**Task:**
Return every line of the material exactly.

**Dataset excerpts:**
>>

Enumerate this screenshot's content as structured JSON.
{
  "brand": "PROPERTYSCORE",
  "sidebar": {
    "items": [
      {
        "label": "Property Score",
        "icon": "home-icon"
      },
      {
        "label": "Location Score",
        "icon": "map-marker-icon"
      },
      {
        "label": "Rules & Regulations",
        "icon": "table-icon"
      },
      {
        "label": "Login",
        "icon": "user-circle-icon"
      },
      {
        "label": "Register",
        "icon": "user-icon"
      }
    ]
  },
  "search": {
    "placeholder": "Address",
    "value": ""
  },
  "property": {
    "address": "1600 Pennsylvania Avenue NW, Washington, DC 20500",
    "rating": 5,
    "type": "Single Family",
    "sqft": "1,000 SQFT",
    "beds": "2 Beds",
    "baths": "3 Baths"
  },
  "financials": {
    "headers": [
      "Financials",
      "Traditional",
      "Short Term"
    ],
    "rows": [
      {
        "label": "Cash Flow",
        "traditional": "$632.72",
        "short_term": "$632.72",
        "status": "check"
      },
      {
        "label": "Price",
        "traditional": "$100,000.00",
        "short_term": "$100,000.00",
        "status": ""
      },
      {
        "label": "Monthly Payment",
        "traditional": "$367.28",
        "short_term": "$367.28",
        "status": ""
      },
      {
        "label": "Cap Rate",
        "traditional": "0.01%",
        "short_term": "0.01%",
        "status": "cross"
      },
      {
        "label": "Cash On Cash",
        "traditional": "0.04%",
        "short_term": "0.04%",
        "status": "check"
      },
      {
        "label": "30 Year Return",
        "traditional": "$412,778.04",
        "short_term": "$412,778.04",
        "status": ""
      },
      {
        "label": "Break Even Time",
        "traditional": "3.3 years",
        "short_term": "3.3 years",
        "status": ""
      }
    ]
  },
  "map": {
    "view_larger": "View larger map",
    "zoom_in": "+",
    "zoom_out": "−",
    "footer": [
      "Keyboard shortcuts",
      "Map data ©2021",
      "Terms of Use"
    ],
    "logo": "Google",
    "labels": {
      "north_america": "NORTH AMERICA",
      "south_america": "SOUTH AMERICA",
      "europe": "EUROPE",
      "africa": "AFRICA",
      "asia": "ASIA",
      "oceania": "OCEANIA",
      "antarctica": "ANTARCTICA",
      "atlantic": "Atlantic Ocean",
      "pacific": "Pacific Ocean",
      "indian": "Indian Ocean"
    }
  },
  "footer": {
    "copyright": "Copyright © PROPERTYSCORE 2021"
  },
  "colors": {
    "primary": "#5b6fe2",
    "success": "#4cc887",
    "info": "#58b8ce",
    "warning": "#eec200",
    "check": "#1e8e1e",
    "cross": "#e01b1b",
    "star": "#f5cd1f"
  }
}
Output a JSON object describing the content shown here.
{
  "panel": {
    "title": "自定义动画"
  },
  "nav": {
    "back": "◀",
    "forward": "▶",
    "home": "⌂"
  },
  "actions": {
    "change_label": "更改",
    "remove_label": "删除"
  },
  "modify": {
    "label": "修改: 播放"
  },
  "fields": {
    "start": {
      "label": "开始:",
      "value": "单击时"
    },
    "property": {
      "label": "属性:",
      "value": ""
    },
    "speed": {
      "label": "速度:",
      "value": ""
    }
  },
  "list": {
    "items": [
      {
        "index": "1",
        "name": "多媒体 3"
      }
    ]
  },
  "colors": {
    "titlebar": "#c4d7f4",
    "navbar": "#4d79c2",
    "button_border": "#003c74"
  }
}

<<

**Worked answer:**
Enumerate this screenshot's content as structured JSON.
{
  "brand": "PROPERTYSCORE",
  "sidebar": {
    "items": [
      {
        "label": "Property Score",
        "icon": "home-icon"
      },
      {
        "label": "Location Score",
        "icon": "map-marker-icon"
      },
      {
        "label": "Rules & Regulations",
        "icon": "table-icon"
      },
      {
        "label": "Login",
        "icon": "user-circle-icon"
      },
      {
        "label": "Register",
        "icon": "user-icon"
      }
    ]
  },
  "search": {
    "placeholder": "Address",
    "value": ""
  },
  "property": {
    "address": "1600 Pennsylvania Avenue NW, Washington, DC 20500",
    "rating": 5,
    "type": "Single Family",
    "sqft": "1,000 SQFT",
    "beds": "2 Beds",
    "baths": "3 Baths"
  },
  "financials": {
    "headers": [
      "Financials",
      "Traditional",
      "Short Term"
    ],
    "rows": [
      {
        "label": "Cash Flow",
        "traditional": "$632.72",
        "short_term": "$632.72",
        "status": "check"
      },
      {
        "label": "Price",
        "traditional": "$100,000.00",
        "short_term": "$100,000.00",
        "status": ""
      },
      {
        "label": "Monthly Payment",
        "traditional": "$367.28",
        "short_term": "$367.28",
        "status": ""
      },
      {
        "label": "Cap Rate",
        "traditional": "0.01%",
        "short_term": "0.01%",
        "status": "cross"
      },
      {
        "label": "Cash On Cash",
        "traditional": "0.04%",
        "short_term": "0.04%",
        "status": "check"
      },
      {
        "label": "30 Year Return",
        "traditional": "$412,778.04",
        "short_term": "$412,778.04",
        "status": ""
      },
      {
        "label": "Break Even Time",
        "traditional": "3.3 years",
        "short_term": "3.3 years",
        "status": ""
      }
    ]
  },
  "map": {
    "view_larger": "View larger map",
    "zoom_in": "+",
    "zoom_out": "−",
    "footer": [
      "Keyboard shortcuts",
      "Map data ©2021",
      "Terms of Use"
    ],
    "logo": "Google",
    "labels": {
      "north_america": "NORTH AMERICA",
      "south_america": "SOUTH AMERICA",
      "europe": "EUROPE",
      "africa": "AFRICA",
      "asia": "ASIA",
      "oceania": "OCEANIA",
      "antarctica": "ANTARCTICA",
      "atlantic": "Atlantic Ocean",
      "pacific": "Pacific Ocean",
      "indian": "Indian Ocean"
    }
  },
  "footer": {
    "copyright": "Copyright © PROPERTYSCORE 2021"
  },
  "colors": {
    "primary": "#5b6fe2",
    "success": "#4cc887",
    "info": "#58b8ce",
    "warning": "#eec200",
    "check": "#1e8e1e",
    "cross": "#e01b1b",
    "star": "#f5cd1f"
  }
}
Output a JSON object describing the content shown here.
{
  "panel": {
    "title": "自定义动画"
  },
  "nav": {
    "back": "◀",
    "forward": "▶",
    "home": "⌂"
  },
  "actions": {
    "change_label": "更改",
    "remove_label": "删除"
  },
  "modify": {
    "label": "修改: 播放"
  },
  "fields": {
    "start": {
      "label": "开始:",
      "value": "单击时"
    },
    "property": {
      "label": "属性:",
      "value": ""
    },
    "speed": {
      "label": "速度:",
      "value": ""
    }
  },
  "list": {
    "items": [
      {
        "index": "1",
        "name": "多媒体 3"
      }
    ]
  },
  "colors": {
    "titlebar": "#c4d7f4",
    "navbar": "#4d79c2",
    "button_border": "#003c74"
  }
}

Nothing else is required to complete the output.